* **Description of the task**:
Show all lines holding "imaleskou".

------ Given records

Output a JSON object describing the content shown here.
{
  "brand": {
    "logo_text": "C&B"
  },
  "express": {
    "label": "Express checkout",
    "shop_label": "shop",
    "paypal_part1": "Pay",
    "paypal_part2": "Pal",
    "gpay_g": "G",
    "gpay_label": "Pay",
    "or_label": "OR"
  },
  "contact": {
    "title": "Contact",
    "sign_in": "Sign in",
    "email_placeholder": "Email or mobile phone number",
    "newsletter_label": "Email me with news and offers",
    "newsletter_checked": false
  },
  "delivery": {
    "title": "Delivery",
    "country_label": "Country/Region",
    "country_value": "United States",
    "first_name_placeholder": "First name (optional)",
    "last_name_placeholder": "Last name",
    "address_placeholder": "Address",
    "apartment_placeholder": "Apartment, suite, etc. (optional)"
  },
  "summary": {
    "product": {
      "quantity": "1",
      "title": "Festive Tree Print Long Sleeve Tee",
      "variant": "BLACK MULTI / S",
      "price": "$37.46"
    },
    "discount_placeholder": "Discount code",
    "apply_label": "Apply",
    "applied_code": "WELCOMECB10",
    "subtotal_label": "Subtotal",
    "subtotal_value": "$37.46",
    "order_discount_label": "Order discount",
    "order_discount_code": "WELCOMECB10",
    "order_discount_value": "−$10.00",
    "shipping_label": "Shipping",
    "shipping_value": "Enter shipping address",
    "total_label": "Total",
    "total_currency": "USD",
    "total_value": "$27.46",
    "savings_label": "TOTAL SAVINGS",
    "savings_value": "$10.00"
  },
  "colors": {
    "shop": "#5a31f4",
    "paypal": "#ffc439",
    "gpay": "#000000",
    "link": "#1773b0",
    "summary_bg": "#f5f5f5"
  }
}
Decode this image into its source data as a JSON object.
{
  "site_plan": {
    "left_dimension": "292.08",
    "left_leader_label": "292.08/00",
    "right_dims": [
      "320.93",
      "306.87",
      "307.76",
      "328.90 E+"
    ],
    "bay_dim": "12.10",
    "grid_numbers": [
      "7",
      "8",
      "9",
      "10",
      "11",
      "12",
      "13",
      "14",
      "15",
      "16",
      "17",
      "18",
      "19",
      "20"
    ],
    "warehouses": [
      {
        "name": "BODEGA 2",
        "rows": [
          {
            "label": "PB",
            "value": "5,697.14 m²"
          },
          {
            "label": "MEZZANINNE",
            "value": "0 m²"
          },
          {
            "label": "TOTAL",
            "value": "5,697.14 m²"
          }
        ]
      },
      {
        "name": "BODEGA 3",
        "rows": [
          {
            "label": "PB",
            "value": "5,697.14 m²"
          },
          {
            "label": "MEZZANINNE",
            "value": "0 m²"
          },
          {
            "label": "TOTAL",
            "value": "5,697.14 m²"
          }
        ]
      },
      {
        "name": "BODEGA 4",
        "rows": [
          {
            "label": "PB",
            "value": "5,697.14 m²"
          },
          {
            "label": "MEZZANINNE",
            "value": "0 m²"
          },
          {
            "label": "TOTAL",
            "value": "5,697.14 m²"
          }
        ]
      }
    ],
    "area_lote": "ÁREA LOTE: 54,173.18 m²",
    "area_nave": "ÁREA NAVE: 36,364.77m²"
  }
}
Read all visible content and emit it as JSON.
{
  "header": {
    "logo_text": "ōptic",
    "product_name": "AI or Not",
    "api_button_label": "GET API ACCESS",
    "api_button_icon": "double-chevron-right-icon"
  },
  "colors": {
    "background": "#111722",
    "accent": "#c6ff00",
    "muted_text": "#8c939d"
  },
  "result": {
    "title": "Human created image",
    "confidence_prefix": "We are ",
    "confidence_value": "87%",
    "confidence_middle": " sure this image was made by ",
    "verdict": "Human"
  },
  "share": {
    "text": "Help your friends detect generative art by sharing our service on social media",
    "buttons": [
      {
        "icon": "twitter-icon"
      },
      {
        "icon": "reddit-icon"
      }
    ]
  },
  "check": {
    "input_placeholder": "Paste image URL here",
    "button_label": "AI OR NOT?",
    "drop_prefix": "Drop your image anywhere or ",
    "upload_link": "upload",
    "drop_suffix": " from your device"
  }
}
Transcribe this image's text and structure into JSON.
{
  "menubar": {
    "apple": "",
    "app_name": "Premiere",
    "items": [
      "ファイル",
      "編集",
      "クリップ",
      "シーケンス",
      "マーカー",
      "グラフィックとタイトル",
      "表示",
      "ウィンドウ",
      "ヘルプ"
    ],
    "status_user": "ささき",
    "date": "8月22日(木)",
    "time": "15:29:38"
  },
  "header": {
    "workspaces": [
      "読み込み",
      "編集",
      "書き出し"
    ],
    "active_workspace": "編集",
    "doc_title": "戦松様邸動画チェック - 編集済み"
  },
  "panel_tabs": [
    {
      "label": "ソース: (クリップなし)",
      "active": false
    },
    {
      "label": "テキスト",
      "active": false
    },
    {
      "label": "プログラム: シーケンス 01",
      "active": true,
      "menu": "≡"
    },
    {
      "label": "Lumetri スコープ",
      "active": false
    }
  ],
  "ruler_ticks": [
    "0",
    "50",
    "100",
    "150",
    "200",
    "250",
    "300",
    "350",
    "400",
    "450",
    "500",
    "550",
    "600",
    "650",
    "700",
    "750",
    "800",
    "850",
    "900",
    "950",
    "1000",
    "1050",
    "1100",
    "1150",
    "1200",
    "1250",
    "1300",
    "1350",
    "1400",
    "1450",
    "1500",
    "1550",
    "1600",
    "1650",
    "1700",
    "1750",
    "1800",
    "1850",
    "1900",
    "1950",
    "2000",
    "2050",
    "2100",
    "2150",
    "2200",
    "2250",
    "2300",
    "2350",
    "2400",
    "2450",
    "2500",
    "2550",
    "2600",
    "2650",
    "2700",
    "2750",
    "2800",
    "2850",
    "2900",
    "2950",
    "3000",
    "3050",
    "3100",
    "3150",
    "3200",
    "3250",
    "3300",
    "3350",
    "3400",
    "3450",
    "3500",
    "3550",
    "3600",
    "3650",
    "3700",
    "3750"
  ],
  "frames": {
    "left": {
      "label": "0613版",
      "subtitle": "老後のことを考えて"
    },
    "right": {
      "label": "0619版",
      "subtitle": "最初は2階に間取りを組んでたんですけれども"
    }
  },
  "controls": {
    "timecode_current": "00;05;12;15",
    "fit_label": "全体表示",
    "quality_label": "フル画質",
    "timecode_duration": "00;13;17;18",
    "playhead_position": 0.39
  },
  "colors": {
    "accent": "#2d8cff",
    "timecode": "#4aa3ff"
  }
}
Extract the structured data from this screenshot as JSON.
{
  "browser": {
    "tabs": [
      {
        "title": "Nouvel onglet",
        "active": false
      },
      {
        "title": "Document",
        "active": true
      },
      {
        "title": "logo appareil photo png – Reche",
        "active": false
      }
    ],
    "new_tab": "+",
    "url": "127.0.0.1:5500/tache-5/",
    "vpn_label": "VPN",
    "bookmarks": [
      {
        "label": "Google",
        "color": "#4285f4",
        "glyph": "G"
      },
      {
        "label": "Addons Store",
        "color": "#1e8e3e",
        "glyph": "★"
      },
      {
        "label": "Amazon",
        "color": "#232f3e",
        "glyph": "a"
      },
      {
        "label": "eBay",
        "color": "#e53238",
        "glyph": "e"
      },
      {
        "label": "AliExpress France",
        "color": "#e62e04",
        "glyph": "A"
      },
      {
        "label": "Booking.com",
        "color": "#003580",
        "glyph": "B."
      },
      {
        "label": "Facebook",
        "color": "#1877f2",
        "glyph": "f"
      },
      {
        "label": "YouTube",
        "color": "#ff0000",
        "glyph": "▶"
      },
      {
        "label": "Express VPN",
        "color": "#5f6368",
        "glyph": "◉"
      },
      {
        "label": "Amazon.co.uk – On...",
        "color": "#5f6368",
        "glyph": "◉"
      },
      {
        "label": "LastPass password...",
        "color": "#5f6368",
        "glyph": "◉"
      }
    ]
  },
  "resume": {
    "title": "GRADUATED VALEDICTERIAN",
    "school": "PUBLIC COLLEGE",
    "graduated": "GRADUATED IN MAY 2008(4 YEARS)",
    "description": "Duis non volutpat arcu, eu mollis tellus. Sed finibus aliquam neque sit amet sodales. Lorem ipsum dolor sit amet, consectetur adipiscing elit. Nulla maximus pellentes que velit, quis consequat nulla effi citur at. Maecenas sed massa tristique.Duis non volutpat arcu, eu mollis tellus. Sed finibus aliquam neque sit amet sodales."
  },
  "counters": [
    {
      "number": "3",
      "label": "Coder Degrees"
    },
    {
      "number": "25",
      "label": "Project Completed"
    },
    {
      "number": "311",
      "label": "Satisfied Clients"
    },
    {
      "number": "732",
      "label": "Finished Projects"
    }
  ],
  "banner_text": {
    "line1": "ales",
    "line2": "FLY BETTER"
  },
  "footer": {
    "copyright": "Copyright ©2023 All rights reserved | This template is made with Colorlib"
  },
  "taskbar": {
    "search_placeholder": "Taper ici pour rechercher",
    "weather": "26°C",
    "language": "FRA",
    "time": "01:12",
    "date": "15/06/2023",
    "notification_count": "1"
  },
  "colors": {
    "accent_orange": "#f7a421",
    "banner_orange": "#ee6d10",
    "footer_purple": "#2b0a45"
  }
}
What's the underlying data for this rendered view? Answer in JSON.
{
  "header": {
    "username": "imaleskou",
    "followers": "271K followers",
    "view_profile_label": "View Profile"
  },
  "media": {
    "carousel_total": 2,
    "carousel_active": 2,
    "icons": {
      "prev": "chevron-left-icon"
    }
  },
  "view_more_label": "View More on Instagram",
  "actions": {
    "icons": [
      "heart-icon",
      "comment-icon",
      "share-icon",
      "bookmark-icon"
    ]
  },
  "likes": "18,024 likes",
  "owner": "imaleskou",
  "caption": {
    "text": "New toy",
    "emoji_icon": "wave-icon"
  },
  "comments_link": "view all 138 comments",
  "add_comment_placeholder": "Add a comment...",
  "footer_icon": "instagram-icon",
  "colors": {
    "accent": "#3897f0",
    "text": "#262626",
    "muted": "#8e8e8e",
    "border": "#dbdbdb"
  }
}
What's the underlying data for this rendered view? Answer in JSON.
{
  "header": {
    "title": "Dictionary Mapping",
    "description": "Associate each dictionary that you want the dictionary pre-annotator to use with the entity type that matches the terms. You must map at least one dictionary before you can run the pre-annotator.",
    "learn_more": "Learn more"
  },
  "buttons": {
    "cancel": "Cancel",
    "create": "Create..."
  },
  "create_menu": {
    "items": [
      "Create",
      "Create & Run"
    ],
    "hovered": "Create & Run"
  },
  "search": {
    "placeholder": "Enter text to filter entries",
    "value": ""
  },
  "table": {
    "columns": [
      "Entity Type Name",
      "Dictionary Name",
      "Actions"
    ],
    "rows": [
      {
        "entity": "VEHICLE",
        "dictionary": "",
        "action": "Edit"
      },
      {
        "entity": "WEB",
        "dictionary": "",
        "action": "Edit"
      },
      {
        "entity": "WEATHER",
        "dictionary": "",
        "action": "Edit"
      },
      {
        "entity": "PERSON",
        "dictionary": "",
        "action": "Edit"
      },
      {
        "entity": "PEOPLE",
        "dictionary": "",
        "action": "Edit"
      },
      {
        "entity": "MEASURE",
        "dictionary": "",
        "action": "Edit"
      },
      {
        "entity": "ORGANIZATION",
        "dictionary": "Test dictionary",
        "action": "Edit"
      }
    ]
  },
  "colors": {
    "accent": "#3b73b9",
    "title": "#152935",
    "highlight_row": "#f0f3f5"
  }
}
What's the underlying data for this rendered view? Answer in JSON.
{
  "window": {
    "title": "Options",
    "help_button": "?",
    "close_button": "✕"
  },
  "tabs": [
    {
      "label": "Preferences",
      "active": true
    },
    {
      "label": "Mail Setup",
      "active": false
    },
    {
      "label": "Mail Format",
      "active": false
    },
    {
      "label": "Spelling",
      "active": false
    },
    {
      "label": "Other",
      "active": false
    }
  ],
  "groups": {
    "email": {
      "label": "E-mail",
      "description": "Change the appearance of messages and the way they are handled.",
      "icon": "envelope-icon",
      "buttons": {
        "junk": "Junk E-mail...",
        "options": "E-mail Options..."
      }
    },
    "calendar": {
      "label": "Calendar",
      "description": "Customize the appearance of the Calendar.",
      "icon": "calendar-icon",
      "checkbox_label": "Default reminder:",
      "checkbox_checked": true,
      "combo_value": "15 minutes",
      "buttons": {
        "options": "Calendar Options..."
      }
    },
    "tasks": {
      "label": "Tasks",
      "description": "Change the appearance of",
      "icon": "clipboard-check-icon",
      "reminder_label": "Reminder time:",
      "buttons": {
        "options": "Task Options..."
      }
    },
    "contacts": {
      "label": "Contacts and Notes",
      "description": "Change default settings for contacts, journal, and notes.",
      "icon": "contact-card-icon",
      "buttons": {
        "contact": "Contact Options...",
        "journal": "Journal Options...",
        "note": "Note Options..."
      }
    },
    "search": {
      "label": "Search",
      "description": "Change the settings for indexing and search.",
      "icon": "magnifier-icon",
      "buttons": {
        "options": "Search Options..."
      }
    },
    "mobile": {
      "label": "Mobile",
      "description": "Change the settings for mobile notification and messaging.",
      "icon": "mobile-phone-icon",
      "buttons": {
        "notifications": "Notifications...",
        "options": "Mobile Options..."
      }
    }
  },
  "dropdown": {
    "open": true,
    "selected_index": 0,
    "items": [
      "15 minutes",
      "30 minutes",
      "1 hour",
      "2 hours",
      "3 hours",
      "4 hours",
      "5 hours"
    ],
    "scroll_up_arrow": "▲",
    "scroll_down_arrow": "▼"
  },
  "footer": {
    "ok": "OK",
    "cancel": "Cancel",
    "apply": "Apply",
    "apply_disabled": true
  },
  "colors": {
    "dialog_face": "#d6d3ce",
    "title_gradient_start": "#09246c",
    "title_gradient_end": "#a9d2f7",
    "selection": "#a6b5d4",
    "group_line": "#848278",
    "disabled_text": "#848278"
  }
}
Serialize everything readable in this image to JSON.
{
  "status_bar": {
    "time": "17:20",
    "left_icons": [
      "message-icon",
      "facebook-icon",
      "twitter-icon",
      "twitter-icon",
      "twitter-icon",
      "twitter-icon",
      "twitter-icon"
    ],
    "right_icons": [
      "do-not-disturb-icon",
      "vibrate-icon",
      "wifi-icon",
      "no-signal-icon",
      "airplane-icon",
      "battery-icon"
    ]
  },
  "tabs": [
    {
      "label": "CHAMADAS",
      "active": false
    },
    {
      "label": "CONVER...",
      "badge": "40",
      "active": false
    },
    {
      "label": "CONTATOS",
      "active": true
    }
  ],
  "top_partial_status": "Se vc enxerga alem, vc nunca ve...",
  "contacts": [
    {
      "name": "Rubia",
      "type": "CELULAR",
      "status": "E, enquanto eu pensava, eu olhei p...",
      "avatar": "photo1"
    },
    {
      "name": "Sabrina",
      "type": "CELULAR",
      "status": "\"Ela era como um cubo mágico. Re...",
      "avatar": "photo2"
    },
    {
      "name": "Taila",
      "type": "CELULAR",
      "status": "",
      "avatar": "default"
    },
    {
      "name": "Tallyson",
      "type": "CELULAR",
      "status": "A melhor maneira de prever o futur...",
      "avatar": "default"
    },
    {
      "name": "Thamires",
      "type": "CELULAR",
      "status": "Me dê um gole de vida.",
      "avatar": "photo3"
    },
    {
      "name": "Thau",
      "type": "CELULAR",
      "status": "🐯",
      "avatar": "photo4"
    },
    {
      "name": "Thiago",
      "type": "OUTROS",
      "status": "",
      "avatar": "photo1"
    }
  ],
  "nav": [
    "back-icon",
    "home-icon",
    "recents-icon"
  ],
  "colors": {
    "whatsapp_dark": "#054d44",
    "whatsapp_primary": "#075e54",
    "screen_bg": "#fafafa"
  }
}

------------

* **Complete response**:
    "username": "imaleskou",
  "owner": "imaleskou",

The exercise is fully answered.